• What is being asked:
Copy out every line that contains the word "exam".
── Material provided
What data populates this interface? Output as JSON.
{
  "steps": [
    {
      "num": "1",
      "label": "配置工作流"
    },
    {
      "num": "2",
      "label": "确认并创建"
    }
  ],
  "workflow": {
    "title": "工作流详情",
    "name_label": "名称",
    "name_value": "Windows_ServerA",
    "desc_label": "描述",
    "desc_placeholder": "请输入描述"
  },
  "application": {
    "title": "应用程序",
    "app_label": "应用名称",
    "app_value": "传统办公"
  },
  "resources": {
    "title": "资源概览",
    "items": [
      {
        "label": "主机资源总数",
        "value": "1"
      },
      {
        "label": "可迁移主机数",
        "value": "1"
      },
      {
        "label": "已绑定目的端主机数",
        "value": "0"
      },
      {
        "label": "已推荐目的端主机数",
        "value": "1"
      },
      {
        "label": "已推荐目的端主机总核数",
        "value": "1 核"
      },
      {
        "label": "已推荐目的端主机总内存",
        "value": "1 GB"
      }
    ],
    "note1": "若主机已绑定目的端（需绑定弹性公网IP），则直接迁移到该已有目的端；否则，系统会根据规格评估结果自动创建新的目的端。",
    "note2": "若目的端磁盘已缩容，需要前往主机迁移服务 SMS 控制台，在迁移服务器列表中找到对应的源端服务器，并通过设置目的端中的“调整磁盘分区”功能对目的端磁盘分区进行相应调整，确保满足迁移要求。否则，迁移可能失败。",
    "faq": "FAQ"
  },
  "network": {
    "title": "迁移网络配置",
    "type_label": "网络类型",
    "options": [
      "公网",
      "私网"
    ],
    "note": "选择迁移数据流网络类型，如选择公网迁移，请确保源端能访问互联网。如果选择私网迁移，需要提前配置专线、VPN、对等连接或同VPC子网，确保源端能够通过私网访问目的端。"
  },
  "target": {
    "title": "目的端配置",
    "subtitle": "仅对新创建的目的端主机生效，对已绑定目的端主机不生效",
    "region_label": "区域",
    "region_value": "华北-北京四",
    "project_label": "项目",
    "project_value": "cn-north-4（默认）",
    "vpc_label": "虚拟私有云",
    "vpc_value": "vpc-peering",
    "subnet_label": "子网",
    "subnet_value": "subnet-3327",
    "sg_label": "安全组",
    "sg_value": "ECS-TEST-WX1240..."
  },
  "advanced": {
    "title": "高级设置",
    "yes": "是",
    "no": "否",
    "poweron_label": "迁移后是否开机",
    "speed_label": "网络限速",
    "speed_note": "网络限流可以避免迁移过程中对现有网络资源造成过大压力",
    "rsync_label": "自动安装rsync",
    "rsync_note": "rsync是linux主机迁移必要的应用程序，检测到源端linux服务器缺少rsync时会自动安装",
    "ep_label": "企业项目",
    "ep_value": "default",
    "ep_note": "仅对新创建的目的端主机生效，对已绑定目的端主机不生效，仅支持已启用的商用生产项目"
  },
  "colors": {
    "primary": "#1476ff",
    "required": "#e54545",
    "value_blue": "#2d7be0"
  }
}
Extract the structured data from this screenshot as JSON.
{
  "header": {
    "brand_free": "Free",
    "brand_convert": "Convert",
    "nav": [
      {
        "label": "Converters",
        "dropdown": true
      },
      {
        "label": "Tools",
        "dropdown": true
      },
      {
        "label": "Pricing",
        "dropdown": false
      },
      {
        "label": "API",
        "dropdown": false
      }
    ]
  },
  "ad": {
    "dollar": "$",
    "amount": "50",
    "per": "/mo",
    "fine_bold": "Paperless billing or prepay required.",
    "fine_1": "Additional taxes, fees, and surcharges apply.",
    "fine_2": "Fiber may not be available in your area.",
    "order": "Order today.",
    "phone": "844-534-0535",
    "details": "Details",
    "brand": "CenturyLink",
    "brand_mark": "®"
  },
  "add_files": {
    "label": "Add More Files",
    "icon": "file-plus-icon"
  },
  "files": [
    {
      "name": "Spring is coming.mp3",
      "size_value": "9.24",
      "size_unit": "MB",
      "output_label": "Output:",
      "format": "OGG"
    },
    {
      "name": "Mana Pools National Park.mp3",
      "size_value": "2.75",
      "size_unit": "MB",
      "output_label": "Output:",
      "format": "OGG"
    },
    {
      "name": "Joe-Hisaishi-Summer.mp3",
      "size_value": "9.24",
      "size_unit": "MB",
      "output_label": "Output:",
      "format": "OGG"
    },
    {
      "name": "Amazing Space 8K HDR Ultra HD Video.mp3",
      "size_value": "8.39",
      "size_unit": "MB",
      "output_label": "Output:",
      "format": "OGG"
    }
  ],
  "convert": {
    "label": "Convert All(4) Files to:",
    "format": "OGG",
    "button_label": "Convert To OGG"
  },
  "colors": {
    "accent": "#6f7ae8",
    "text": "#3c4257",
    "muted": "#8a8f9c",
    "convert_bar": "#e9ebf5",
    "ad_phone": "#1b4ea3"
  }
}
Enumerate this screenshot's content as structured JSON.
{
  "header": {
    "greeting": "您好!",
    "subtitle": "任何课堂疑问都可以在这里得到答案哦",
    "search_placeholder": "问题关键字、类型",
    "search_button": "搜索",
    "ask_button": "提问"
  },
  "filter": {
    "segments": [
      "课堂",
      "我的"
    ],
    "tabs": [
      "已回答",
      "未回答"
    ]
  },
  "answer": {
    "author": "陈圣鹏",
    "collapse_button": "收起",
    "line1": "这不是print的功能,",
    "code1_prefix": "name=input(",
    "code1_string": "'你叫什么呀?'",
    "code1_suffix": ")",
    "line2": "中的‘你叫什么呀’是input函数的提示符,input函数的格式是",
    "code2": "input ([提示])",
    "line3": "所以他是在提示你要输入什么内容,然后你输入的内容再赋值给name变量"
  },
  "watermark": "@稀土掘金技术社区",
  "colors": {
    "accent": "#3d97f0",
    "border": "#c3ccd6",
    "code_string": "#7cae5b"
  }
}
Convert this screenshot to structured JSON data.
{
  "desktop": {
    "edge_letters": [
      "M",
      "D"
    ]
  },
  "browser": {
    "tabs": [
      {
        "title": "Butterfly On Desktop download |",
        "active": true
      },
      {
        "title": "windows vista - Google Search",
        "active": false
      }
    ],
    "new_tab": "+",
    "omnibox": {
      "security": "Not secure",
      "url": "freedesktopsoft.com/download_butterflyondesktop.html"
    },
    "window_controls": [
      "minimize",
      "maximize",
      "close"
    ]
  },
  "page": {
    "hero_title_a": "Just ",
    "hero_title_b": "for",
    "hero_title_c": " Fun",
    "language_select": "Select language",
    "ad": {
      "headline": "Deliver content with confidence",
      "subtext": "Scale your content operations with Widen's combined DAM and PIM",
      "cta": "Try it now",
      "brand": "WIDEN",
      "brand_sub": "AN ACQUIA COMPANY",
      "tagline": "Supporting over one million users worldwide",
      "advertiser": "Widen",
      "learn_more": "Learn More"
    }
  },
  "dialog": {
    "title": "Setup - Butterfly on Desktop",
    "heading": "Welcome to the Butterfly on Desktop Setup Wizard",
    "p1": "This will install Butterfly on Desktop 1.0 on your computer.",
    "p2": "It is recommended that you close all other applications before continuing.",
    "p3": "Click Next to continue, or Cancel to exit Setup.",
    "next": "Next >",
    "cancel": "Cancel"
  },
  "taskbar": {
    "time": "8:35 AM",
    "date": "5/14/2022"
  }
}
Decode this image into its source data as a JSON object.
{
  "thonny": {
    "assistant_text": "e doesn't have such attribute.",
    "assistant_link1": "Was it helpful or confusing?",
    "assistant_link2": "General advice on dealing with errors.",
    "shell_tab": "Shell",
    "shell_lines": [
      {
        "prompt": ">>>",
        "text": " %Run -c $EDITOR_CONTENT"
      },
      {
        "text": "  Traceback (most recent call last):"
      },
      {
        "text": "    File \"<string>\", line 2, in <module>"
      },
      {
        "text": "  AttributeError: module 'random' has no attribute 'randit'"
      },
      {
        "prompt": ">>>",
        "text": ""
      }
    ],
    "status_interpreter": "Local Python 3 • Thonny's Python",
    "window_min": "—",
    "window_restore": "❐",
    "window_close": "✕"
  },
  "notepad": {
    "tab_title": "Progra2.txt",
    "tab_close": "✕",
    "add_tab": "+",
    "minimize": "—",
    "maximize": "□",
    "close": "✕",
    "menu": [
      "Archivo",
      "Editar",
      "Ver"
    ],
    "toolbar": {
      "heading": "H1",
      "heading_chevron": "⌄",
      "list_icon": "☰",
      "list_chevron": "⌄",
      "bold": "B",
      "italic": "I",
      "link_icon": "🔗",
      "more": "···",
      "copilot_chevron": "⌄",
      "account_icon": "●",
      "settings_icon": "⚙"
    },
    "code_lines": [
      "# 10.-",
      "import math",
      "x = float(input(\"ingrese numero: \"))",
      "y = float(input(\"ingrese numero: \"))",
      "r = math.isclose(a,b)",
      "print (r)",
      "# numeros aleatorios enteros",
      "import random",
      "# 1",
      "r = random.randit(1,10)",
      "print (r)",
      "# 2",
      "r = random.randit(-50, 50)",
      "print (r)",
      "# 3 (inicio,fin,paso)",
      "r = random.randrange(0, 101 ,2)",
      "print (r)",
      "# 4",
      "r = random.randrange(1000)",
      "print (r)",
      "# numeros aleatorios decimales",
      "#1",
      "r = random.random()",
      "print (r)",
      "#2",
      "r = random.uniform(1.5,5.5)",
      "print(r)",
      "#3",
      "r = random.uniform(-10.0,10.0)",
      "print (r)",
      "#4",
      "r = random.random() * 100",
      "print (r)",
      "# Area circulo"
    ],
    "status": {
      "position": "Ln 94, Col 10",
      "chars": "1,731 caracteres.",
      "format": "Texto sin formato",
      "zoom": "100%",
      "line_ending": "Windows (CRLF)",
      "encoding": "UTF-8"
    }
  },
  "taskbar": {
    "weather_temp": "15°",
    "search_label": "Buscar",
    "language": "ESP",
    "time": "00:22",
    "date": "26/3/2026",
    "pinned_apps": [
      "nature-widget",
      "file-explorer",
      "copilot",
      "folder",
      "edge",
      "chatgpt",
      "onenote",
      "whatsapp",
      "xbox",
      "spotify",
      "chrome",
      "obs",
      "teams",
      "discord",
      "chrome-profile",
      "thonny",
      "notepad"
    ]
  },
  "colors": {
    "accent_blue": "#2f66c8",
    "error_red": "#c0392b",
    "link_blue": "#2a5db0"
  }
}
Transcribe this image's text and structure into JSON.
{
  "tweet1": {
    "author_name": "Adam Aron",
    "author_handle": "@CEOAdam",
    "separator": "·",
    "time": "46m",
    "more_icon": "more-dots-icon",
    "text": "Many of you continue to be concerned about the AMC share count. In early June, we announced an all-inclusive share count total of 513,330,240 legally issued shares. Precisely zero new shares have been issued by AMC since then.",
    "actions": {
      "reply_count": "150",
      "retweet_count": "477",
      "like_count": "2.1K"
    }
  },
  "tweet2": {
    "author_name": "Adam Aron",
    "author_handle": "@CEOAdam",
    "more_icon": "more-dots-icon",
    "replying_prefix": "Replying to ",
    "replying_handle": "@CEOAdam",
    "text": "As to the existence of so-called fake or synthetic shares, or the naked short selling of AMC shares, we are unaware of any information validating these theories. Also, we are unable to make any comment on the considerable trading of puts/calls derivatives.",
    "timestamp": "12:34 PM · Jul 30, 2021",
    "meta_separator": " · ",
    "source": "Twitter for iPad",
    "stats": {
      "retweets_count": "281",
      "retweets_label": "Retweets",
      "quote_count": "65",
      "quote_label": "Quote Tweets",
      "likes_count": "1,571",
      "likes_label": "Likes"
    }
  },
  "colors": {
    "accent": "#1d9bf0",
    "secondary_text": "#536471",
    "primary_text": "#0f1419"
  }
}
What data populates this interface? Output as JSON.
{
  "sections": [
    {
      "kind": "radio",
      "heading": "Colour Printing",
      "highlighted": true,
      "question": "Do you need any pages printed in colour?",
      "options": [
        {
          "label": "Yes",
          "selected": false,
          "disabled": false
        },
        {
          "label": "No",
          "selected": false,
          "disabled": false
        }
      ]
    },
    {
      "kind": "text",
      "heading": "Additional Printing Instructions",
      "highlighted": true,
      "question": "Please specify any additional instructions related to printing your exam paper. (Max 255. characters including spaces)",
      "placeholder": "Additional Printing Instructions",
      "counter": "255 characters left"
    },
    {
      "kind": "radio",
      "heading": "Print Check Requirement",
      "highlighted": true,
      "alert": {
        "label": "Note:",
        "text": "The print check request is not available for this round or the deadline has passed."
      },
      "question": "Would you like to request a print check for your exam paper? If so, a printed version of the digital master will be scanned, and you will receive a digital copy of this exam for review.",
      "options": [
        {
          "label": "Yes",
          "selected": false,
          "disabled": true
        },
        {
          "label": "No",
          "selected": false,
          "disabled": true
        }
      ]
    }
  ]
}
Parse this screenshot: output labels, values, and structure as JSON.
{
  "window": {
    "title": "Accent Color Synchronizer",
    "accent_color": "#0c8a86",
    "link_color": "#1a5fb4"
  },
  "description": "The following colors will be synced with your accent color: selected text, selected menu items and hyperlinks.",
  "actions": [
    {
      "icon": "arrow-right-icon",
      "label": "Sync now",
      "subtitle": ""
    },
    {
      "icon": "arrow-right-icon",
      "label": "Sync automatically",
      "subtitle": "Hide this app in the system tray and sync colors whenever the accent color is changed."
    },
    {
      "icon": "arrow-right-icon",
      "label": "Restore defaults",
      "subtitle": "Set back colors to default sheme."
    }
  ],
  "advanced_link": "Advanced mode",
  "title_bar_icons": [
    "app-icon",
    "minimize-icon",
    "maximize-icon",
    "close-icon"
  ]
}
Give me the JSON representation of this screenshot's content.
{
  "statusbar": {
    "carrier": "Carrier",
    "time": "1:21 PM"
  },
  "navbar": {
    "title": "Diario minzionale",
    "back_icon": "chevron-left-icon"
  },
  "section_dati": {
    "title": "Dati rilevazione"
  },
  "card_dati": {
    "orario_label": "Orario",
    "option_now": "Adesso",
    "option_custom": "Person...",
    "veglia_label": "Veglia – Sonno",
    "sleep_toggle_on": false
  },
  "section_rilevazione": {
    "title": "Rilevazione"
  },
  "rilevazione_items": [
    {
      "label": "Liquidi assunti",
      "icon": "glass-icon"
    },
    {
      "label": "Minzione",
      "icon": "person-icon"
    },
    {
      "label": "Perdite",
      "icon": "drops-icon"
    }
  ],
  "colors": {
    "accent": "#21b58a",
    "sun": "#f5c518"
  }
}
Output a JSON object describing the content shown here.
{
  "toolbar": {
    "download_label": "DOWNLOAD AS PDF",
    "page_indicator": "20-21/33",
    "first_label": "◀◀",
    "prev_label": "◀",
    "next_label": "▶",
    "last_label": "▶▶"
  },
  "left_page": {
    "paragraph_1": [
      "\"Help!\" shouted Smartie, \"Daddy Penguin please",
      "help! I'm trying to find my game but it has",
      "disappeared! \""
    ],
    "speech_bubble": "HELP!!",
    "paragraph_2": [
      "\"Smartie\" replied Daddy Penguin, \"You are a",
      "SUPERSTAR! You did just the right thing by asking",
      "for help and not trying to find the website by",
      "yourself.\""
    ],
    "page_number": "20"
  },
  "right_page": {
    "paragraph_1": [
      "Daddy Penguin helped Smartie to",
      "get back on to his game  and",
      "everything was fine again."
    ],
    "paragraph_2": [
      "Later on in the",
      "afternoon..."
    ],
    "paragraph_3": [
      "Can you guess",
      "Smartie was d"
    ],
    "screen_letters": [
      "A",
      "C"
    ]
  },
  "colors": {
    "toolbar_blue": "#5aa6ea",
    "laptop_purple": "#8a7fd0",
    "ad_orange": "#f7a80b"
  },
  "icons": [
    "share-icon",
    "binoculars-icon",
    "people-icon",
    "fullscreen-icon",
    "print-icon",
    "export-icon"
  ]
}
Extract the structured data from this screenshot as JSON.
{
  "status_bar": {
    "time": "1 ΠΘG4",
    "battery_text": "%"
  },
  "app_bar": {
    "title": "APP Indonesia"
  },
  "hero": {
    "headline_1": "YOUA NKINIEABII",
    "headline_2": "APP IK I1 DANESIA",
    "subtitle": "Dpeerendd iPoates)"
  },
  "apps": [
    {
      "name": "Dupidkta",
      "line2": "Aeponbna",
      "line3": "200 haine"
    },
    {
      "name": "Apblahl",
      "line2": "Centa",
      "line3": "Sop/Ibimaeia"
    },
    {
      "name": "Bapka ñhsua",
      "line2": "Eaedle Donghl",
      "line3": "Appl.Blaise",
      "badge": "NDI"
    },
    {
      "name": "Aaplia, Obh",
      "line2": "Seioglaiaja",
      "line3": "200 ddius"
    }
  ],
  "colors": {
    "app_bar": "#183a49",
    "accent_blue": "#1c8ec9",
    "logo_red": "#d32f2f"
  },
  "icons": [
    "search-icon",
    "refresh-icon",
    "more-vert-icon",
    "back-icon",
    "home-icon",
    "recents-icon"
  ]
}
────
• Response for this exercise:
      "question": "Please specify any additional instructions related to printing your exam paper. (Max 255. characters including spaces)",
      "question": "Would you like to request a print check for your exam paper? If so, a printed version of the digital master will be scanned, and you will receive a digital copy of this exam for review.",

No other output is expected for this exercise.